SHORT PROBLEM: Below are some records; repeat them all exactly, minus the pictures.

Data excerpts
=====
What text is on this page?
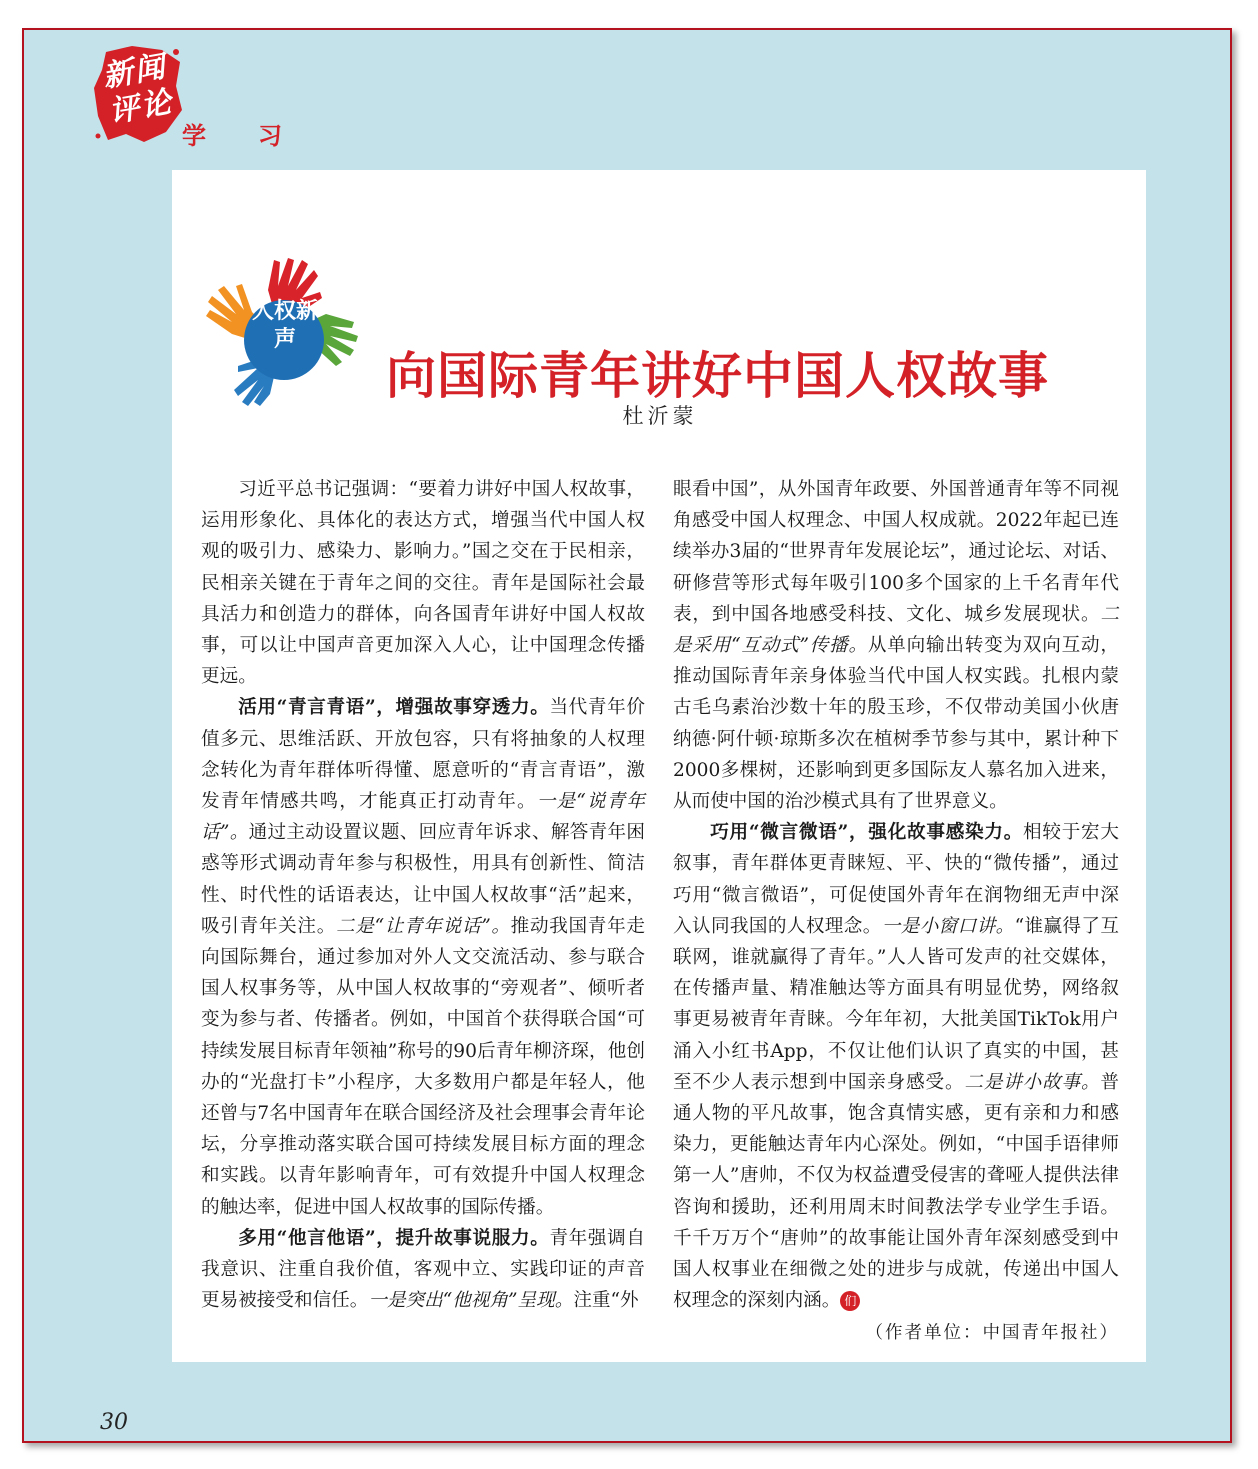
新闻评论
学习
人权新声
向国际青年讲好中国人权故事
杜沂蒙

习近平总书记强调：“要着力讲好中国人权故事，运用形象化、具体化的表达方式，增强当代中国人权观的吸引力、感染力、影响力。”国之交在于民相亲，民相亲关键在于青年之间的交往。青年是国际社会最具活力和创造力的群体，向各国青年讲好中国人权故事，可以让中国声音更加深入人心，让中国理念传播更远。

活用“青言青语”，增强故事穿透力。当代青年价值多元、思维活跃、开放包容，只有将抽象的人权理念转化为青年群体听得懂、愿意听的“青言青语”，激发青年情感共鸣，才能真正打动青年。一是“说青年话”。通过主动设置议题、回应青年诉求、解答青年困惑等形式调动青年参与积极性，用具有创新性、简洁性、时代性的话语表达，让中国人权故事“活”起来，吸引青年关注。二是“让青年说话”。推动我国青年走向国际舞台，通过参加对外人文交流活动、参与联合国人权事务等，从中国人权故事的“旁观者”、倾听者变为参与者、传播者。例如，中国首个获得联合国“可持续发展目标青年领袖”称号的90后青年柳济琛，他创办的“光盘打卡”小程序，大多数用户都是年轻人，他还曾与7名中国青年在联合国经济及社会理事会青年论坛，分享推动落实联合国可持续发展目标方面的理念和实践。以青年影响青年，可有效提升中国人权理念的触达率，促进中国人权故事的国际传播。

多用“他言他语”，提升故事说服力。青年强调自我意识、注重自我价值，客观中立、实践印证的声音更易被接受和信任。一是突出“他视角”呈现。注重“外

眼看中国”，从外国青年政要、外国普通青年等不同视角感受中国人权理念、中国人权成就。2022年起已连续举办3届的“世界青年发展论坛”，通过论坛、对话、研修营等形式每年吸引100多个国家的上千名青年代表，到中国各地感受科技、文化、城乡发展现状。二是采用“互动式”传播。从单向输出转变为双向互动，推动国际青年亲身体验当代中国人权实践。扎根内蒙古毛乌素治沙数十年的殷玉珍，不仅带动美国小伙唐纳德·阿什顿·琼斯多次在植树季节参与其中，累计种下2000多棵树，还影响到更多国际友人慕名加入进来，从而使中国的治沙模式具有了世界意义。

巧用“微言微语”，强化故事感染力。相较于宏大叙事，青年群体更青睐短、平、快的“微传播”，通过巧用“微言微语”，可促使国外青年在润物细无声中深入认同我国的人权理念。一是小窗口讲。“谁赢得了互联网，谁就赢得了青年。”人人皆可发声的社交媒体，在传播声量、精准触达等方面具有明显优势，网络叙事更易被青年青睐。今年年初，大批美国TikTok用户涌入小红书App，不仅让他们认识了真实的中国，甚至不少人表示想到中国亲身感受。二是讲小故事。普通人物的平凡故事，饱含真情实感，更有亲和力和感染力，更能触达青年内心深处。例如，“中国手语律师第一人”唐帅，不仅为权益遭受侵害的聋哑人提供法律咨询和援助，还利用周末时间教法学专业学生手语。千千万万个“唐帅”的故事能让国外青年深刻感受到中国人权事业在细微之处的进步与成就，传递出中国人权理念的深刻内涵。 们

（作者单位：中国青年报社）
30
=====
ANSWER TO THE PROBLEM:
What text is on this page?
新闻评论
学习
人权新声
向国际青年讲好中国人权故事
杜沂蒙

习近平总书记强调：“要着力讲好中国人权故事，运用形象化、具体化的表达方式，增强当代中国人权观的吸引力、感染力、影响力。”国之交在于民相亲，民相亲关键在于青年之间的交往。青年是国际社会最具活力和创造力的群体，向各国青年讲好中国人权故事，可以让中国声音更加深入人心，让中国理念传播更远。

活用“青言青语”，增强故事穿透力。当代青年价值多元、思维活跃、开放包容，只有将抽象的人权理念转化为青年群体听得懂、愿意听的“青言青语”，激发青年情感共鸣，才能真正打动青年。一是“说青年话”。通过主动设置议题、回应青年诉求、解答青年困惑等形式调动青年参与积极性，用具有创新性、简洁性、时代性的话语表达，让中国人权故事“活”起来，吸引青年关注。二是“让青年说话”。推动我国青年走向国际舞台，通过参加对外人文交流活动、参与联合国人权事务等，从中国人权故事的“旁观者”、倾听者变为参与者、传播者。例如，中国首个获得联合国“可持续发展目标青年领袖”称号的90后青年柳济琛，他创办的“光盘打卡”小程序，大多数用户都是年轻人，他还曾与7名中国青年在联合国经济及社会理事会青年论坛，分享推动落实联合国可持续发展目标方面的理念和实践。以青年影响青年，可有效提升中国人权理念的触达率，促进中国人权故事的国际传播。

多用“他言他语”，提升故事说服力。青年强调自我意识、注重自我价值，客观中立、实践印证的声音更易被接受和信任。一是突出“他视角”呈现。注重“外

眼看中国”，从外国青年政要、外国普通青年等不同视角感受中国人权理念、中国人权成就。2022年起已连续举办3届的“世界青年发展论坛”，通过论坛、对话、研修营等形式每年吸引100多个国家的上千名青年代表，到中国各地感受科技、文化、城乡发展现状。二是采用“互动式”传播。从单向输出转变为双向互动，推动国际青年亲身体验当代中国人权实践。扎根内蒙古毛乌素治沙数十年的殷玉珍，不仅带动美国小伙唐纳德·阿什顿·琼斯多次在植树季节参与其中，累计种下2000多棵树，还影响到更多国际友人慕名加入进来，从而使中国的治沙模式具有了世界意义。

巧用“微言微语”，强化故事感染力。相较于宏大叙事，青年群体更青睐短、平、快的“微传播”，通过巧用“微言微语”，可促使国外青年在润物细无声中深入认同我国的人权理念。一是小窗口讲。“谁赢得了互联网，谁就赢得了青年。”人人皆可发声的社交媒体，在传播声量、精准触达等方面具有明显优势，网络叙事更易被青年青睐。今年年初，大批美国TikTok用户涌入小红书App，不仅让他们认识了真实的中国，甚至不少人表示想到中国亲身感受。二是讲小故事。普通人物的平凡故事，饱含真情实感，更有亲和力和感染力，更能触达青年内心深处。例如，“中国手语律师第一人”唐帅，不仅为权益遭受侵害的聋哑人提供法律咨询和援助，还利用周末时间教法学专业学生手语。千千万万个“唐帅”的故事能让国外青年深刻感受到中国人权事业在细微之处的进步与成就，传递出中国人权理念的深刻内涵。 们

（作者单位：中国青年报社）
30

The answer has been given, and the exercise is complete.